▸ **Description of the task**
Find the word "baseline" in the listing; pull out each line holding it.

▸ **Data records**
- - - - - - -

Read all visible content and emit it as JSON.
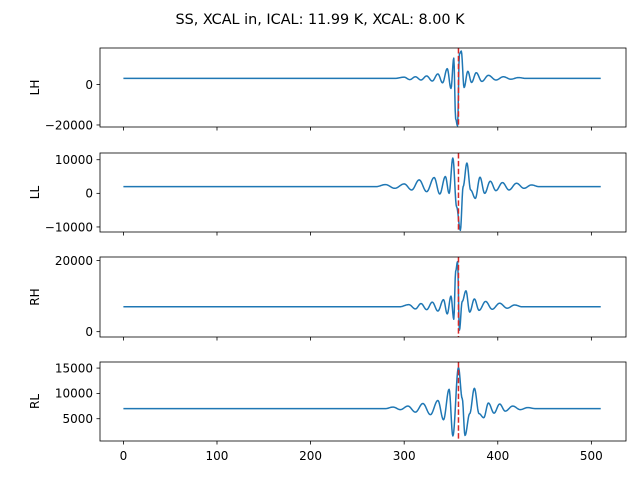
{
  "chart_data": {
    "type": "line",
    "title": "SS, XCAL in, ICAL: 11.99 K, XCAL: 8.00 K",
    "colors": {
      "series": "#1f77b4",
      "marker": "#d62728"
    },
    "xlim": [
      -25,
      537
    ],
    "xticks": [
      0,
      100,
      200,
      300,
      400,
      500
    ],
    "marker_x": 358,
    "panels": [
      {
        "ylabel": "LH",
        "ylim": [
          -21000,
          18000
        ],
        "yticks": [
          -20000,
          0
        ],
        "baseline": 3000,
        "keypoints": [
          [
            0,
            3000
          ],
          [
            290,
            3000
          ],
          [
            300,
            3600
          ],
          [
            306,
            2400
          ],
          [
            312,
            3800
          ],
          [
            318,
            2200
          ],
          [
            324,
            4200
          ],
          [
            330,
            1700
          ],
          [
            336,
            5200
          ],
          [
            341,
            800
          ],
          [
            346,
            7800
          ],
          [
            350,
            -2000
          ],
          [
            353,
            13000
          ],
          [
            355,
            -17000
          ],
          [
            357,
            -20500
          ],
          [
            359,
            15000
          ],
          [
            361,
            16500
          ],
          [
            364,
            -1500
          ],
          [
            368,
            6500
          ],
          [
            372,
            1000
          ],
          [
            377,
            5800
          ],
          [
            383,
            1500
          ],
          [
            390,
            4500
          ],
          [
            398,
            2200
          ],
          [
            406,
            3800
          ],
          [
            414,
            2600
          ],
          [
            422,
            3400
          ],
          [
            430,
            3000
          ],
          [
            510,
            3000
          ]
        ]
      },
      {
        "ylabel": "LL",
        "ylim": [
          -11500,
          12000
        ],
        "yticks": [
          -10000,
          0,
          10000
        ],
        "baseline": 2000,
        "keypoints": [
          [
            0,
            2000
          ],
          [
            270,
            2000
          ],
          [
            280,
            2600
          ],
          [
            290,
            1500
          ],
          [
            300,
            2800
          ],
          [
            308,
            1000
          ],
          [
            316,
            4000
          ],
          [
            324,
            500
          ],
          [
            332,
            4700
          ],
          [
            338,
            -200
          ],
          [
            344,
            5000
          ],
          [
            348,
            0
          ],
          [
            352,
            10500
          ],
          [
            356,
            -4000
          ],
          [
            360,
            -11000
          ],
          [
            363,
            2000
          ],
          [
            367,
            9000
          ],
          [
            371,
            1000
          ],
          [
            376,
            -1500
          ],
          [
            381,
            4800
          ],
          [
            386,
            0
          ],
          [
            392,
            3600
          ],
          [
            398,
            800
          ],
          [
            405,
            3200
          ],
          [
            412,
            1000
          ],
          [
            420,
            3000
          ],
          [
            428,
            1500
          ],
          [
            436,
            2500
          ],
          [
            444,
            2000
          ],
          [
            510,
            2000
          ]
        ]
      },
      {
        "ylabel": "RH",
        "ylim": [
          -1500,
          21000
        ],
        "yticks": [
          0,
          20000
        ],
        "baseline": 7000,
        "keypoints": [
          [
            0,
            7000
          ],
          [
            295,
            7000
          ],
          [
            305,
            7600
          ],
          [
            312,
            6400
          ],
          [
            318,
            7900
          ],
          [
            324,
            6200
          ],
          [
            330,
            8300
          ],
          [
            336,
            5800
          ],
          [
            342,
            9000
          ],
          [
            346,
            5000
          ],
          [
            350,
            10000
          ],
          [
            353,
            3500
          ],
          [
            355,
            17000
          ],
          [
            357,
            19700
          ],
          [
            359,
            400
          ],
          [
            362,
            8500
          ],
          [
            366,
            11500
          ],
          [
            370,
            5500
          ],
          [
            375,
            9200
          ],
          [
            380,
            6000
          ],
          [
            387,
            8500
          ],
          [
            394,
            6300
          ],
          [
            402,
            8000
          ],
          [
            410,
            6600
          ],
          [
            418,
            7500
          ],
          [
            426,
            7000
          ],
          [
            510,
            7000
          ]
        ]
      },
      {
        "ylabel": "RL",
        "ylim": [
          600,
          16200
        ],
        "yticks": [
          5000,
          10000,
          15000
        ],
        "baseline": 7000,
        "keypoints": [
          [
            0,
            7000
          ],
          [
            280,
            7000
          ],
          [
            288,
            7300
          ],
          [
            296,
            6800
          ],
          [
            304,
            7500
          ],
          [
            312,
            6300
          ],
          [
            320,
            8000
          ],
          [
            328,
            5800
          ],
          [
            336,
            8600
          ],
          [
            342,
            4800
          ],
          [
            348,
            10800
          ],
          [
            352,
            1600
          ],
          [
            358,
            15100
          ],
          [
            362,
            9000
          ],
          [
            365,
            1700
          ],
          [
            370,
            6000
          ],
          [
            375,
            11000
          ],
          [
            380,
            6000
          ],
          [
            385,
            5200
          ],
          [
            390,
            8100
          ],
          [
            396,
            6100
          ],
          [
            402,
            7900
          ],
          [
            408,
            6500
          ],
          [
            416,
            7500
          ],
          [
            424,
            6800
          ],
          [
            432,
            7200
          ],
          [
            440,
            7000
          ],
          [
            510,
            7000
          ]
        ]
      }
    ]
  }
}
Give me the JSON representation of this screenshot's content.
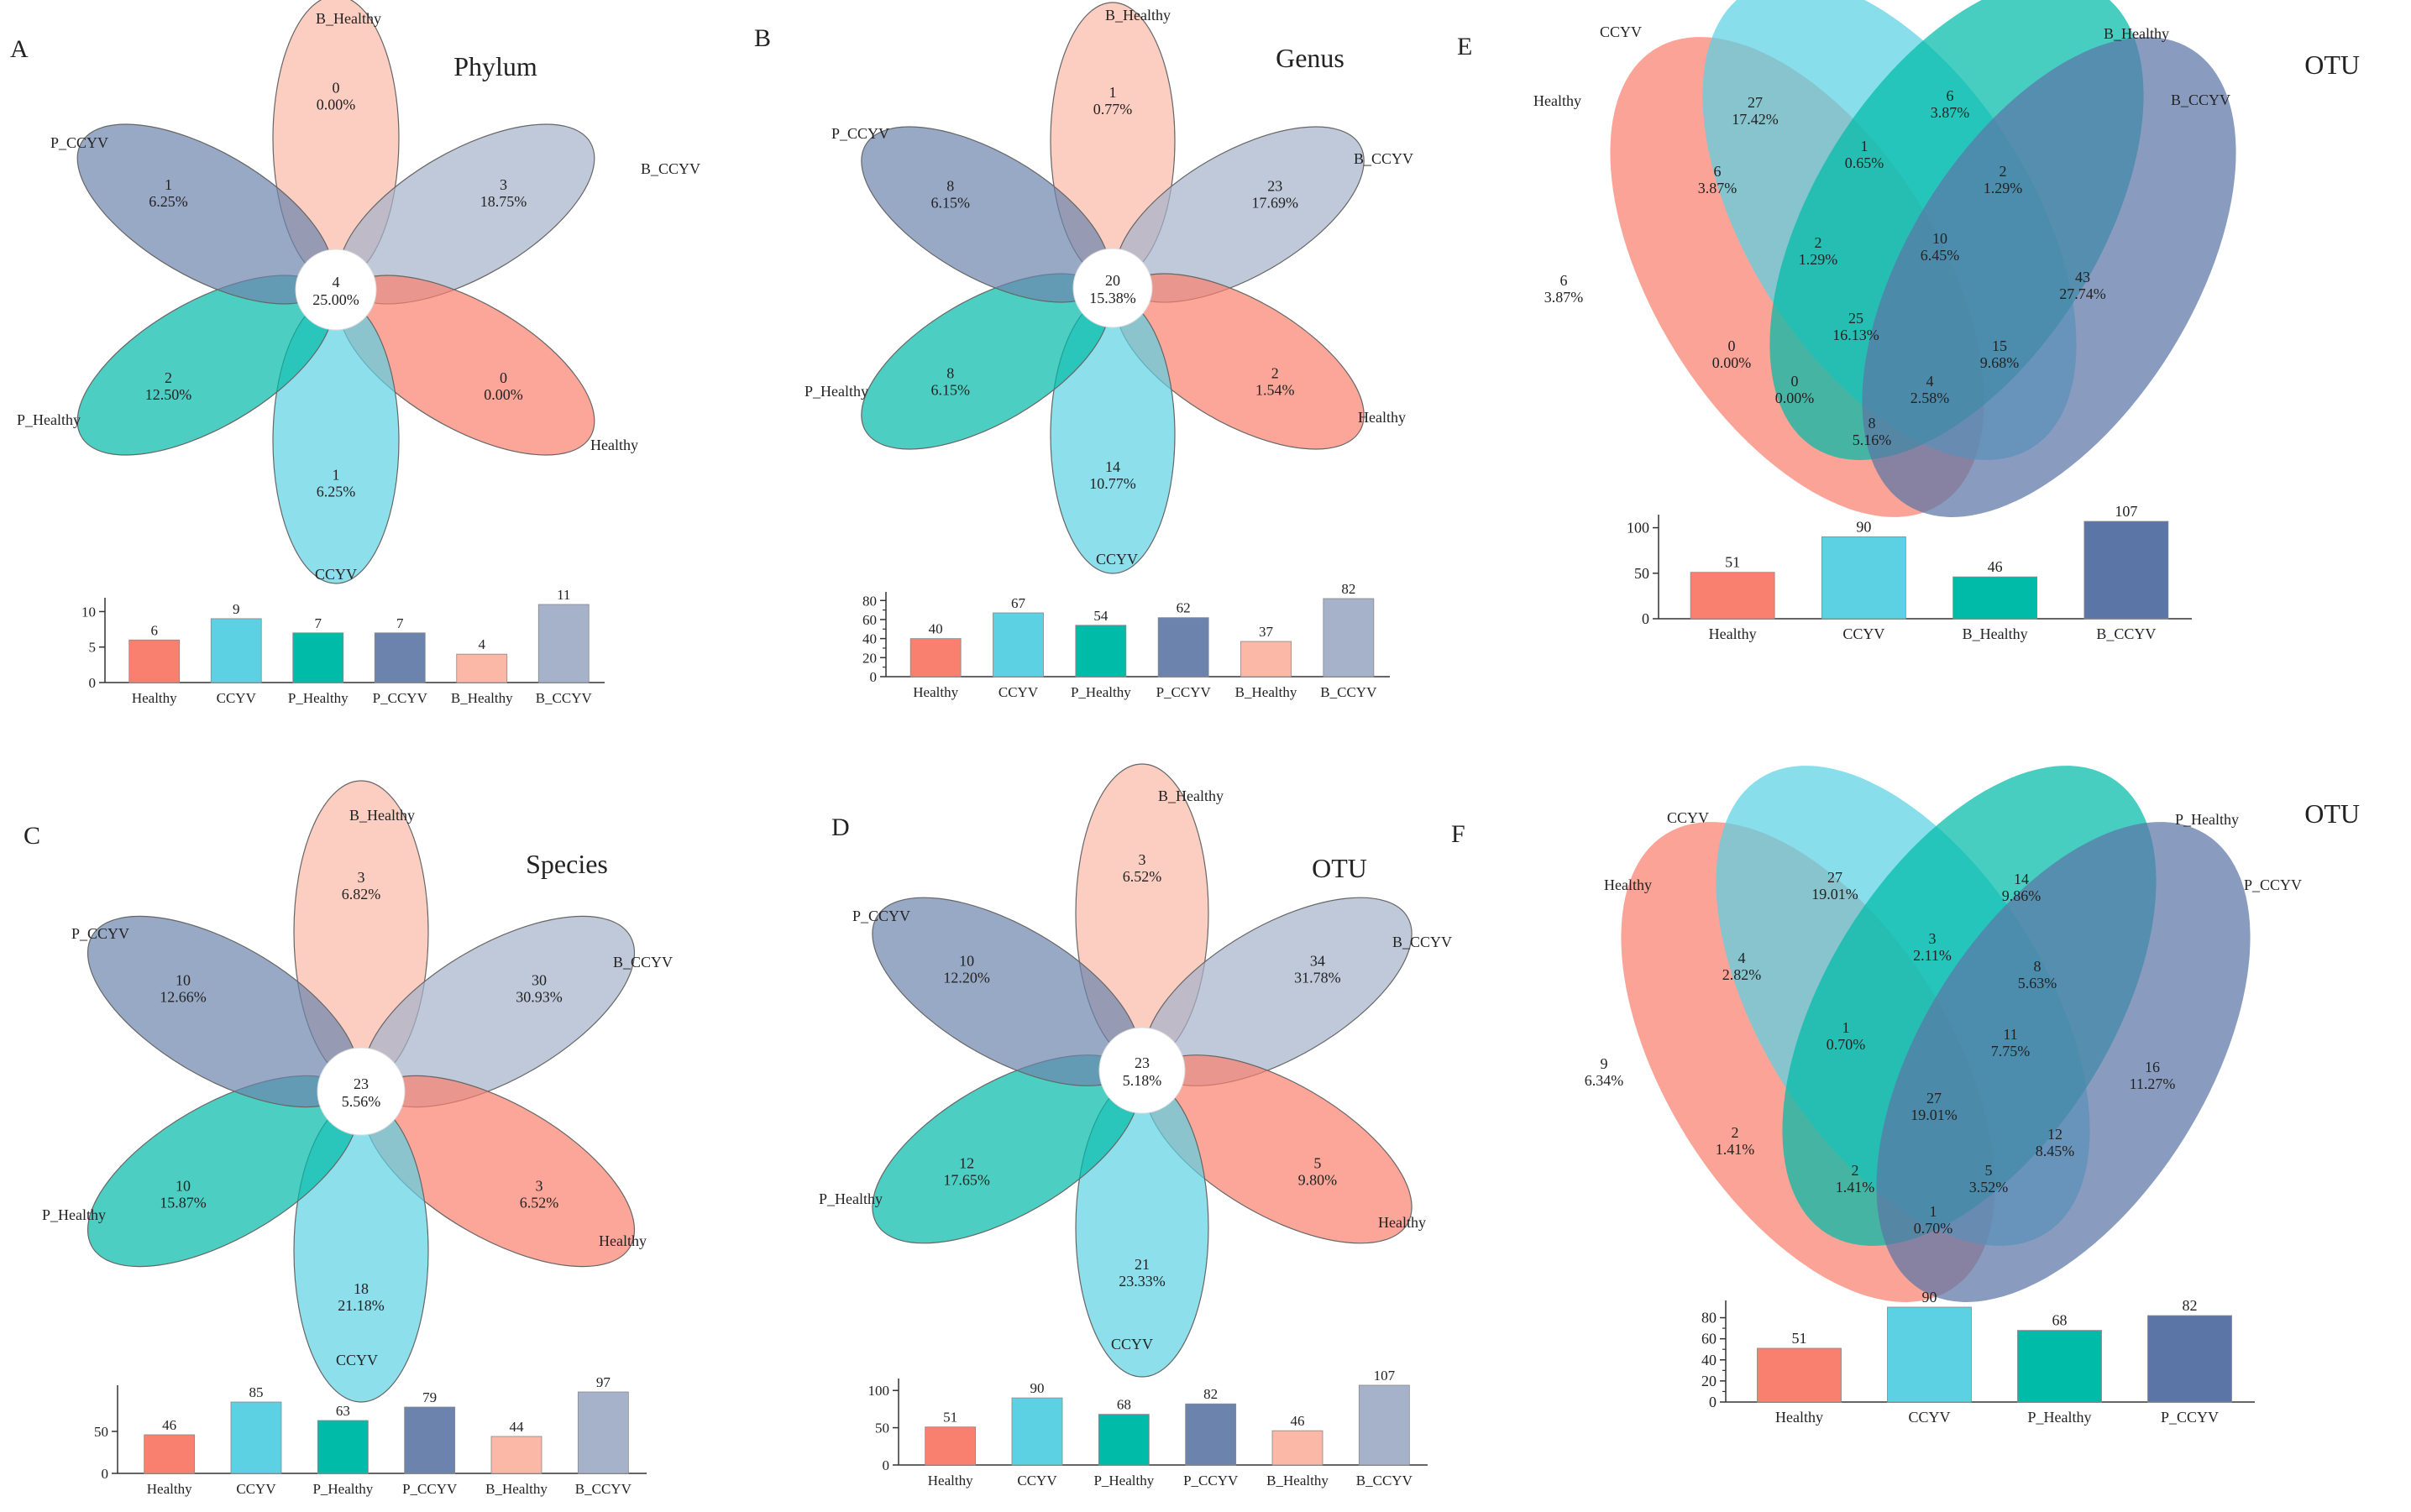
{
  "colors": {
    "healthy": "#f9806e",
    "ccyv": "#5bd1e3",
    "p_healthy": "#00bba8",
    "p_ccyv": "#6c84ad",
    "b_healthy": "#fbb8a6",
    "b_ccyv": "#a5b2ca",
    "e_b_ccyv": "#5b76a6",
    "text": "#222222",
    "axis": "#333333"
  },
  "chart_data": [
    {
      "panel": "A",
      "type": "flower",
      "title": "Phylum",
      "center": {
        "count": "4",
        "percent": "25.00%"
      },
      "petals": [
        {
          "group": "B_Healthy",
          "count": "0",
          "percent": "0.00%",
          "color_key": "b_healthy"
        },
        {
          "group": "B_CCYV",
          "count": "3",
          "percent": "18.75%",
          "color_key": "b_ccyv"
        },
        {
          "group": "Healthy",
          "count": "0",
          "percent": "0.00%",
          "color_key": "healthy"
        },
        {
          "group": "CCYV",
          "count": "1",
          "percent": "6.25%",
          "color_key": "ccyv"
        },
        {
          "group": "P_Healthy",
          "count": "2",
          "percent": "12.50%",
          "color_key": "p_healthy"
        },
        {
          "group": "P_CCYV",
          "count": "1",
          "percent": "6.25%",
          "color_key": "p_ccyv"
        }
      ],
      "bar": {
        "type": "bar",
        "categories": [
          "Healthy",
          "CCYV",
          "P_Healthy",
          "P_CCYV",
          "B_Healthy",
          "B_CCYV"
        ],
        "values": [
          6,
          9,
          7,
          7,
          4,
          11
        ],
        "color_keys": [
          "healthy",
          "ccyv",
          "p_healthy",
          "p_ccyv",
          "b_healthy",
          "b_ccyv"
        ],
        "ylim": [
          0,
          11
        ],
        "yticks": [
          0,
          5,
          10
        ]
      }
    },
    {
      "panel": "B",
      "type": "flower",
      "title": "Genus",
      "center": {
        "count": "20",
        "percent": "15.38%"
      },
      "petals": [
        {
          "group": "B_Healthy",
          "count": "1",
          "percent": "0.77%",
          "color_key": "b_healthy"
        },
        {
          "group": "B_CCYV",
          "count": "23",
          "percent": "17.69%",
          "color_key": "b_ccyv"
        },
        {
          "group": "Healthy",
          "count": "2",
          "percent": "1.54%",
          "color_key": "healthy"
        },
        {
          "group": "CCYV",
          "count": "14",
          "percent": "10.77%",
          "color_key": "ccyv"
        },
        {
          "group": "P_Healthy",
          "count": "8",
          "percent": "6.15%",
          "color_key": "p_healthy"
        },
        {
          "group": "P_CCYV",
          "count": "8",
          "percent": "6.15%",
          "color_key": "p_ccyv"
        }
      ],
      "bar": {
        "type": "bar",
        "categories": [
          "Healthy",
          "CCYV",
          "P_Healthy",
          "P_CCYV",
          "B_Healthy",
          "B_CCYV"
        ],
        "values": [
          40,
          67,
          54,
          62,
          37,
          82
        ],
        "color_keys": [
          "healthy",
          "ccyv",
          "p_healthy",
          "p_ccyv",
          "b_healthy",
          "b_ccyv"
        ],
        "ylim": [
          0,
          82
        ],
        "yticks": [
          0,
          20,
          40,
          60,
          80
        ],
        "minor_yticks": [
          10,
          30,
          50,
          70
        ]
      }
    },
    {
      "panel": "C",
      "type": "flower",
      "title": "Species",
      "center": {
        "count": "23",
        "percent": "5.56%"
      },
      "petals": [
        {
          "group": "B_Healthy",
          "count": "3",
          "percent": "6.82%",
          "color_key": "b_healthy"
        },
        {
          "group": "B_CCYV",
          "count": "30",
          "percent": "30.93%",
          "color_key": "b_ccyv"
        },
        {
          "group": "Healthy",
          "count": "3",
          "percent": "6.52%",
          "color_key": "healthy"
        },
        {
          "group": "CCYV",
          "count": "18",
          "percent": "21.18%",
          "color_key": "ccyv"
        },
        {
          "group": "P_Healthy",
          "count": "10",
          "percent": "15.87%",
          "color_key": "p_healthy"
        },
        {
          "group": "P_CCYV",
          "count": "10",
          "percent": "12.66%",
          "color_key": "p_ccyv"
        }
      ],
      "bar": {
        "type": "bar",
        "categories": [
          "Healthy",
          "CCYV",
          "P_Healthy",
          "P_CCYV",
          "B_Healthy",
          "B_CCYV"
        ],
        "values": [
          46,
          85,
          63,
          79,
          44,
          97
        ],
        "color_keys": [
          "healthy",
          "ccyv",
          "p_healthy",
          "p_ccyv",
          "b_healthy",
          "b_ccyv"
        ],
        "ylim": [
          0,
          97
        ],
        "yticks": [
          0,
          50
        ]
      }
    },
    {
      "panel": "D",
      "type": "flower",
      "title": "OTU",
      "center": {
        "count": "23",
        "percent": "5.18%"
      },
      "petals": [
        {
          "group": "B_Healthy",
          "count": "3",
          "percent": "6.52%",
          "color_key": "b_healthy"
        },
        {
          "group": "B_CCYV",
          "count": "34",
          "percent": "31.78%",
          "color_key": "b_ccyv"
        },
        {
          "group": "Healthy",
          "count": "5",
          "percent": "9.80%",
          "color_key": "healthy"
        },
        {
          "group": "CCYV",
          "count": "21",
          "percent": "23.33%",
          "color_key": "ccyv"
        },
        {
          "group": "P_Healthy",
          "count": "12",
          "percent": "17.65%",
          "color_key": "p_healthy"
        },
        {
          "group": "P_CCYV",
          "count": "10",
          "percent": "12.20%",
          "color_key": "p_ccyv"
        }
      ],
      "bar": {
        "type": "bar",
        "categories": [
          "Healthy",
          "CCYV",
          "P_Healthy",
          "P_CCYV",
          "B_Healthy",
          "B_CCYV"
        ],
        "values": [
          51,
          90,
          68,
          82,
          46,
          107
        ],
        "color_keys": [
          "healthy",
          "ccyv",
          "p_healthy",
          "p_ccyv",
          "b_healthy",
          "b_ccyv"
        ],
        "ylim": [
          0,
          107
        ],
        "yticks": [
          0,
          50,
          100
        ]
      }
    },
    {
      "panel": "E",
      "type": "venn",
      "title": "OTU",
      "sets": [
        {
          "name": "Healthy",
          "color_key": "healthy"
        },
        {
          "name": "CCYV",
          "color_key": "ccyv"
        },
        {
          "name": "B_Healthy",
          "color_key": "p_healthy"
        },
        {
          "name": "B_CCYV",
          "color_key": "e_b_ccyv"
        }
      ],
      "regions": [
        {
          "count": "27",
          "percent": "17.42%"
        },
        {
          "count": "6",
          "percent": "3.87%"
        },
        {
          "count": "6",
          "percent": "3.87%"
        },
        {
          "count": "1",
          "percent": "0.65%"
        },
        {
          "count": "2",
          "percent": "1.29%"
        },
        {
          "count": "6",
          "percent": "3.87%"
        },
        {
          "count": "2",
          "percent": "1.29%"
        },
        {
          "count": "10",
          "percent": "6.45%"
        },
        {
          "count": "43",
          "percent": "27.74%"
        },
        {
          "count": "25",
          "percent": "16.13%"
        },
        {
          "count": "0",
          "percent": "0.00%"
        },
        {
          "count": "15",
          "percent": "9.68%"
        },
        {
          "count": "0",
          "percent": "0.00%"
        },
        {
          "count": "4",
          "percent": "2.58%"
        },
        {
          "count": "8",
          "percent": "5.16%"
        }
      ],
      "bar": {
        "type": "bar",
        "categories": [
          "Healthy",
          "CCYV",
          "B_Healthy",
          "B_CCYV"
        ],
        "values": [
          51,
          90,
          46,
          107
        ],
        "color_keys": [
          "healthy",
          "ccyv",
          "p_healthy",
          "e_b_ccyv"
        ],
        "ylim": [
          0,
          107
        ],
        "yticks": [
          0,
          50,
          100
        ]
      }
    },
    {
      "panel": "F",
      "type": "venn",
      "title": "OTU",
      "sets": [
        {
          "name": "Healthy",
          "color_key": "healthy"
        },
        {
          "name": "CCYV",
          "color_key": "ccyv"
        },
        {
          "name": "P_Healthy",
          "color_key": "p_healthy"
        },
        {
          "name": "P_CCYV",
          "color_key": "e_b_ccyv"
        }
      ],
      "regions": [
        {
          "count": "27",
          "percent": "19.01%"
        },
        {
          "count": "14",
          "percent": "9.86%"
        },
        {
          "count": "4",
          "percent": "2.82%"
        },
        {
          "count": "3",
          "percent": "2.11%"
        },
        {
          "count": "8",
          "percent": "5.63%"
        },
        {
          "count": "9",
          "percent": "6.34%"
        },
        {
          "count": "1",
          "percent": "0.70%"
        },
        {
          "count": "11",
          "percent": "7.75%"
        },
        {
          "count": "16",
          "percent": "11.27%"
        },
        {
          "count": "27",
          "percent": "19.01%"
        },
        {
          "count": "2",
          "percent": "1.41%"
        },
        {
          "count": "12",
          "percent": "8.45%"
        },
        {
          "count": "2",
          "percent": "1.41%"
        },
        {
          "count": "5",
          "percent": "3.52%"
        },
        {
          "count": "1",
          "percent": "0.70%"
        }
      ],
      "bar": {
        "type": "bar",
        "categories": [
          "Healthy",
          "CCYV",
          "P_Healthy",
          "P_CCYV"
        ],
        "values": [
          51,
          90,
          68,
          82
        ],
        "color_keys": [
          "healthy",
          "ccyv",
          "p_healthy",
          "e_b_ccyv"
        ],
        "ylim": [
          0,
          90
        ],
        "yticks": [
          0,
          20,
          40,
          60,
          80
        ],
        "minor_yticks": [
          10,
          30,
          50,
          70
        ]
      }
    }
  ]
}
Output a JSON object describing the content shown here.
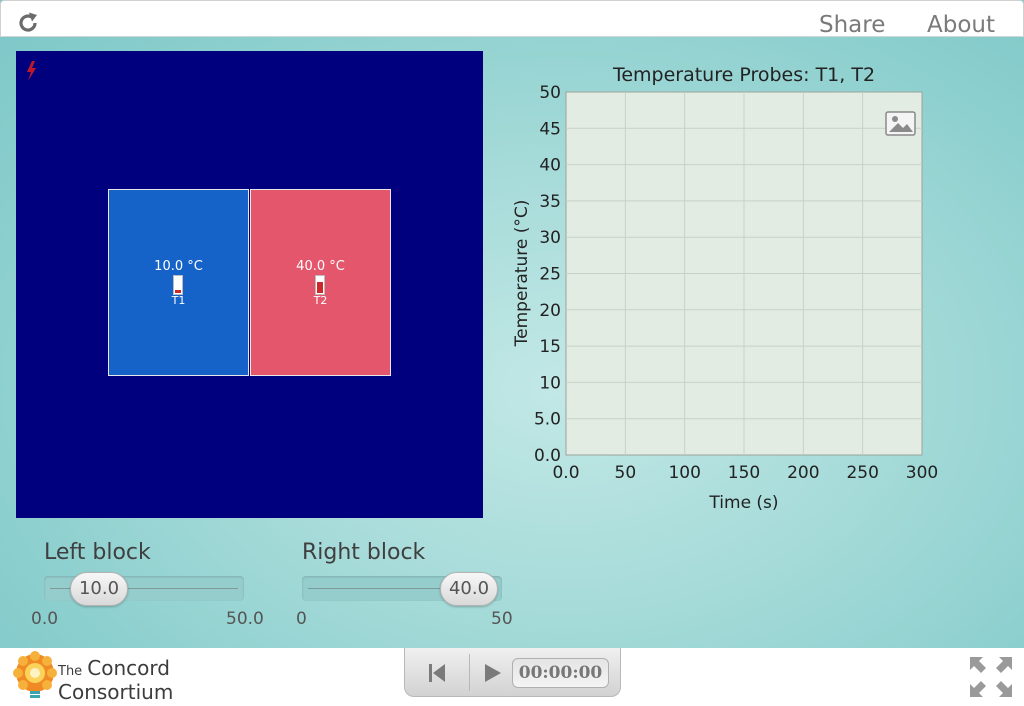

- - - - - - -

▸ **Exercise answer**
        "baseline": 3000,
        "baseline": 2000,
        "baseline": 7000,
        "baseline": 7000,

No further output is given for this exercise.